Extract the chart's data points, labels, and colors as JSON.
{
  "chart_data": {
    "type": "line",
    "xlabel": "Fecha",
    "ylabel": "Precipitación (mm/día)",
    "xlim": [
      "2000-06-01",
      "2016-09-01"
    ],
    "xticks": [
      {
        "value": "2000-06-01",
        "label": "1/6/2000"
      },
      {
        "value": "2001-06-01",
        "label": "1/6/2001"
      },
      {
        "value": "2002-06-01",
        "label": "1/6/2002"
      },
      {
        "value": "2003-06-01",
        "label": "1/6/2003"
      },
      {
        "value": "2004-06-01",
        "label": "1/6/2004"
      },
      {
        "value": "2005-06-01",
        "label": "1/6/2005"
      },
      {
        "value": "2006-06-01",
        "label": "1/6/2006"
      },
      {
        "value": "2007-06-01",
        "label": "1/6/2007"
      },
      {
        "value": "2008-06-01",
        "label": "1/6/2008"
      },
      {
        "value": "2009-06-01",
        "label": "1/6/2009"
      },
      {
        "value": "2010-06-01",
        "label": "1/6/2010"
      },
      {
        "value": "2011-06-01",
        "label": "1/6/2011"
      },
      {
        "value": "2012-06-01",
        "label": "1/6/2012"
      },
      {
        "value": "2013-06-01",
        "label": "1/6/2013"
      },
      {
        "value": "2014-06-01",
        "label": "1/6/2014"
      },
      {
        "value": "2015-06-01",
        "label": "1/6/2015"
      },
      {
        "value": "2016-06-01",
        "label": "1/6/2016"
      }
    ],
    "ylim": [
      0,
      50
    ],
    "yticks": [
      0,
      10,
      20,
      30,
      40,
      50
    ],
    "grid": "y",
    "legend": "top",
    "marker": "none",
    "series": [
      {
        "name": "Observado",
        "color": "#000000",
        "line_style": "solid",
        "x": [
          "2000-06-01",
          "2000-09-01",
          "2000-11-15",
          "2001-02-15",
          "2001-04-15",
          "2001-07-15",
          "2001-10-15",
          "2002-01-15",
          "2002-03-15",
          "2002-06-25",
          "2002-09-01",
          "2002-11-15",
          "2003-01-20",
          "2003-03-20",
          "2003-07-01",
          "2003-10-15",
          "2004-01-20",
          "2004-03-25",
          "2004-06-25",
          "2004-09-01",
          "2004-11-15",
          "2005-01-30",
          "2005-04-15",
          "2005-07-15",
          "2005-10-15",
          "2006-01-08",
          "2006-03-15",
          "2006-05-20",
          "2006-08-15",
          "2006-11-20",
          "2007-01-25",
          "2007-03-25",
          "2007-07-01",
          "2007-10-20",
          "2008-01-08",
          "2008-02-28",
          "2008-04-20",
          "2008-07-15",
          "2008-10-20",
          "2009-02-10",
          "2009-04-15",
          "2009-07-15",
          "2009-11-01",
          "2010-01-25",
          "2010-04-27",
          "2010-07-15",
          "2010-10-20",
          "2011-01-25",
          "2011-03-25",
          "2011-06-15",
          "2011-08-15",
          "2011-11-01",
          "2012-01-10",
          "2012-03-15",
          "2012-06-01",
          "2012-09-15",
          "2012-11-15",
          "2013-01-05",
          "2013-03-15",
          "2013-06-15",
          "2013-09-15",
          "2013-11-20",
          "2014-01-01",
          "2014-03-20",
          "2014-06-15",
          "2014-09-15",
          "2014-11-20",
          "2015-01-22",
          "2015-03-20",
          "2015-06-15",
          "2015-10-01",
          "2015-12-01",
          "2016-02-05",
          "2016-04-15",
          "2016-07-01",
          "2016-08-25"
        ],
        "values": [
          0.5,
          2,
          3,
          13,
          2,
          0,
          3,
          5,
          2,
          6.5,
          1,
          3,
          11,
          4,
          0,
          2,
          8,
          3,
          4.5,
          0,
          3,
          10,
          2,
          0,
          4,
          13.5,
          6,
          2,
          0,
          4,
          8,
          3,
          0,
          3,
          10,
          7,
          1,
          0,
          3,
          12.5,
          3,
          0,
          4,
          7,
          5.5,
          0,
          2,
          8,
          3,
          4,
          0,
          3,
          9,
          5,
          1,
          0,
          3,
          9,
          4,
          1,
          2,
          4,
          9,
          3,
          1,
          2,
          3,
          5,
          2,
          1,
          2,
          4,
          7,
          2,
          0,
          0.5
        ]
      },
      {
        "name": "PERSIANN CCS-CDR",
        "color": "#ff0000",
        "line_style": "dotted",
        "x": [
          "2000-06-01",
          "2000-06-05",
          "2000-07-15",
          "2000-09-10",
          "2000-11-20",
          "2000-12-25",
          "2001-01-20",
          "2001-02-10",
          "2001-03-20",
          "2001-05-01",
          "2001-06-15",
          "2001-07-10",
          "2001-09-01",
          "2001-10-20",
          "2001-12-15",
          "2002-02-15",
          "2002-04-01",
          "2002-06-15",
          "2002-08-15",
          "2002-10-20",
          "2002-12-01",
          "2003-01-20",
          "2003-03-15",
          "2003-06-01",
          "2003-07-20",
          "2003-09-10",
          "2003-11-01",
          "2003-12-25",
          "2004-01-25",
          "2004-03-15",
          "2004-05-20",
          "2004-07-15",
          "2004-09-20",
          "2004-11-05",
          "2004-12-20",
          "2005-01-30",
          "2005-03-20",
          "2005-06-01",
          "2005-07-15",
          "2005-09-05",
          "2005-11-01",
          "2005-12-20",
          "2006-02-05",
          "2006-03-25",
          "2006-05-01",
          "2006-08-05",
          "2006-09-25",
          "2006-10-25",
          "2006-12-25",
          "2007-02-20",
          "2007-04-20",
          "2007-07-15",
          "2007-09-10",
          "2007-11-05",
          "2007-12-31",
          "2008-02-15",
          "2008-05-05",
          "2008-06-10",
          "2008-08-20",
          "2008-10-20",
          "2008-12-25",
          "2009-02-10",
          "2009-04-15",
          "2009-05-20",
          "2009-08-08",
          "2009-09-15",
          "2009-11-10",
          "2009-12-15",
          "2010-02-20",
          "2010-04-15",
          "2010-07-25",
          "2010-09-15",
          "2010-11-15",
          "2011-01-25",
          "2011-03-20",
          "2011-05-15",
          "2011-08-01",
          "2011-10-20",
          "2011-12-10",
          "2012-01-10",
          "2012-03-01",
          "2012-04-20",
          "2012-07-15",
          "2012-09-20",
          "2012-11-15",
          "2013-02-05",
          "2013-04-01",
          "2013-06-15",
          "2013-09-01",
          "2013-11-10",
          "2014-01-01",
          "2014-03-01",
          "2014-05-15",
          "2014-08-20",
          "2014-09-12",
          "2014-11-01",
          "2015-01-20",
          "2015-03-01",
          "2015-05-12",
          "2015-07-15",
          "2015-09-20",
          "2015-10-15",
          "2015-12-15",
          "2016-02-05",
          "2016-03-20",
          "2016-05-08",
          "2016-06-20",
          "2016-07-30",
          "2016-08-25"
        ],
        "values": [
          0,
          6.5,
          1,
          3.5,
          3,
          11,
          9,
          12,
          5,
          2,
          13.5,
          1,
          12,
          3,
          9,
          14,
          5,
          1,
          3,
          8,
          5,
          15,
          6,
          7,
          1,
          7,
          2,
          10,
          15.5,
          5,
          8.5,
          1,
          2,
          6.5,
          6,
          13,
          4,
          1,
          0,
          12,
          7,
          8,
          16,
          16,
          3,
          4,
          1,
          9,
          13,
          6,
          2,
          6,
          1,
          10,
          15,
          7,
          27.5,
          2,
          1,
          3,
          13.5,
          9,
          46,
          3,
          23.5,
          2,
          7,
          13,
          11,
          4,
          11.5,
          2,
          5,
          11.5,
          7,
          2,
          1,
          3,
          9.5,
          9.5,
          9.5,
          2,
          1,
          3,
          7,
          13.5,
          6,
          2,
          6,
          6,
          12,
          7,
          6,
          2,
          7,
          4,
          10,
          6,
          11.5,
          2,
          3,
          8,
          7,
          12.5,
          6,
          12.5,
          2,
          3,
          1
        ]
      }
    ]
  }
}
----
Filter the entries down to the lines with the word "name" in them.

REPLY
        "name": "Observado",
        "name": "PERSIANN CCS-CDR",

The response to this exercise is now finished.